(Collected data)

========================================================================

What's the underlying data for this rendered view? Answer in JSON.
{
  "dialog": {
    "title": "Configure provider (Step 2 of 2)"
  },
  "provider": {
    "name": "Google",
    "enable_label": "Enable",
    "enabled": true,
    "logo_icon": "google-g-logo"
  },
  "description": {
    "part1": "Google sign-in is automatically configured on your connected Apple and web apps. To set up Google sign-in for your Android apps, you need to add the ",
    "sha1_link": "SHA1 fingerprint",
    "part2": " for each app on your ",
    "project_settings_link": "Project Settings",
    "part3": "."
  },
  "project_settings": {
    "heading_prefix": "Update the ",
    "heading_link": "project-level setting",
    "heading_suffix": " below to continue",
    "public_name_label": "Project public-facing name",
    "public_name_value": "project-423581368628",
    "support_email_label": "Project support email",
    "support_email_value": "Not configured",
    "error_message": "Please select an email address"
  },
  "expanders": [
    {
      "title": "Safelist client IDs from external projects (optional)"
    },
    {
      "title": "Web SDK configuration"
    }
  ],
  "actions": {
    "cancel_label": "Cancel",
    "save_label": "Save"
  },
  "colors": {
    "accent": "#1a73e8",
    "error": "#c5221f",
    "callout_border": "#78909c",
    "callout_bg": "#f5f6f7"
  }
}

========================================================================

• [THE TASK] Could you quote the material above in full, exactly as it stands?

• [WRITTEN RESPONSE]
What's the underlying data for this rendered view? Answer in JSON.
{
  "dialog": {
    "title": "Configure provider (Step 2 of 2)"
  },
  "provider": {
    "name": "Google",
    "enable_label": "Enable",
    "enabled": true,
    "logo_icon": "google-g-logo"
  },
  "description": {
    "part1": "Google sign-in is automatically configured on your connected Apple and web apps. To set up Google sign-in for your Android apps, you need to add the ",
    "sha1_link": "SHA1 fingerprint",
    "part2": " for each app on your ",
    "project_settings_link": "Project Settings",
    "part3": "."
  },
  "project_settings": {
    "heading_prefix": "Update the ",
    "heading_link": "project-level setting",
    "heading_suffix": " below to continue",
    "public_name_label": "Project public-facing name",
    "public_name_value": "project-423581368628",
    "support_email_label": "Project support email",
    "support_email_value": "Not configured",
    "error_message": "Please select an email address"
  },
  "expanders": [
    {
      "title": "Safelist client IDs from external projects (optional)"
    },
    {
      "title": "Web SDK configuration"
    }
  ],
  "actions": {
    "cancel_label": "Cancel",
    "save_label": "Save"
  },
  "colors": {
    "accent": "#1a73e8",
    "error": "#c5221f",
    "callout_border": "#78909c",
    "callout_bg": "#f5f6f7"
  }
}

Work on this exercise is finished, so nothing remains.